__What you will do__. Write out the listing below from the line containing "Transcribe this image's" to its last line, unaltered, ends included.

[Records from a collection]
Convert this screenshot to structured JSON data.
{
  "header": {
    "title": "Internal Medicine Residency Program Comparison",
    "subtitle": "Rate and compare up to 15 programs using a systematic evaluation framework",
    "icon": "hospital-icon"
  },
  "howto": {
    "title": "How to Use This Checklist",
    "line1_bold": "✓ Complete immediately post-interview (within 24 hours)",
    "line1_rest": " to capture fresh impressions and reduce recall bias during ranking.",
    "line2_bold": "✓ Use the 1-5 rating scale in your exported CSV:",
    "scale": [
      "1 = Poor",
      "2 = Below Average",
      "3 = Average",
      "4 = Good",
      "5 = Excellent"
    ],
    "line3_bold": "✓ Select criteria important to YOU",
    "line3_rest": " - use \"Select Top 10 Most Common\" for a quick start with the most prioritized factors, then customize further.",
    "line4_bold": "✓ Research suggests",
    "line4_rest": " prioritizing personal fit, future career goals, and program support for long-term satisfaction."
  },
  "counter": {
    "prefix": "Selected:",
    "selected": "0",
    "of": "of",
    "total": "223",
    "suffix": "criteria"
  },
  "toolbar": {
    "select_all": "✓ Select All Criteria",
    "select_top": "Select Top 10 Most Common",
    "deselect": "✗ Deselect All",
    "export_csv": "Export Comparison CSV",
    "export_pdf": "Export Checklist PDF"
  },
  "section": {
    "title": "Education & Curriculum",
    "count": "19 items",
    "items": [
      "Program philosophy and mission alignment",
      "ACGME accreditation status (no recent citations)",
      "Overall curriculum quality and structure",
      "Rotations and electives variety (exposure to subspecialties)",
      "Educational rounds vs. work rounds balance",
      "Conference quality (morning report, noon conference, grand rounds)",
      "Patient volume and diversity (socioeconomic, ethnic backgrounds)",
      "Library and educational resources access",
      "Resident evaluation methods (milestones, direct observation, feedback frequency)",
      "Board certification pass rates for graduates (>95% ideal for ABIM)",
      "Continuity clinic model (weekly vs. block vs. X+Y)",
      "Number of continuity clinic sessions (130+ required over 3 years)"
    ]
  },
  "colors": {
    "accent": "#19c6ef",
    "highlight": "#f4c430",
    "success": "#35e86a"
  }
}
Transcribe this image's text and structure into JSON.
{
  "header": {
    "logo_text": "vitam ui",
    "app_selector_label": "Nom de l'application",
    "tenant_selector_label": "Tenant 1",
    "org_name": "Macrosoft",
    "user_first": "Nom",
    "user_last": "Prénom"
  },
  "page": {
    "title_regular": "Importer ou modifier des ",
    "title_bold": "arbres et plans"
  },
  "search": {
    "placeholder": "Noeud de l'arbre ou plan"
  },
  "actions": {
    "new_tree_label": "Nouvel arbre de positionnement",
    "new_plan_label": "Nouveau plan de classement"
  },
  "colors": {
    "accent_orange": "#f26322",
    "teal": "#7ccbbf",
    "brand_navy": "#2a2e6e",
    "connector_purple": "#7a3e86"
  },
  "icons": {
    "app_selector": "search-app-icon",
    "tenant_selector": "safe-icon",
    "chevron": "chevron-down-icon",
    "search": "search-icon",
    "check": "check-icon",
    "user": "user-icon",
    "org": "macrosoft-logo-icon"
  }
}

__Answer to this problem__.
Transcribe this image's text and structure into JSON.
{
  "header": {
    "logo_text": "vitam ui",
    "app_selector_label": "Nom de l'application",
    "tenant_selector_label": "Tenant 1",
    "org_name": "Macrosoft",
    "user_first": "Nom",
    "user_last": "Prénom"
  },
  "page": {
    "title_regular": "Importer ou modifier des ",
    "title_bold": "arbres et plans"
  },
  "search": {
    "placeholder": "Noeud de l'arbre ou plan"
  },
  "actions": {
    "new_tree_label": "Nouvel arbre de positionnement",
    "new_plan_label": "Nouveau plan de classement"
  },
  "colors": {
    "accent_orange": "#f26322",
    "teal": "#7ccbbf",
    "brand_navy": "#2a2e6e",
    "connector_purple": "#7a3e86"
  },
  "icons": {
    "app_selector": "search-app-icon",
    "tenant_selector": "safe-icon",
    "chevron": "chevron-down-icon",
    "search": "search-icon",
    "check": "check-icon",
    "user": "user-icon",
    "org": "macrosoft-logo-icon"
  }
}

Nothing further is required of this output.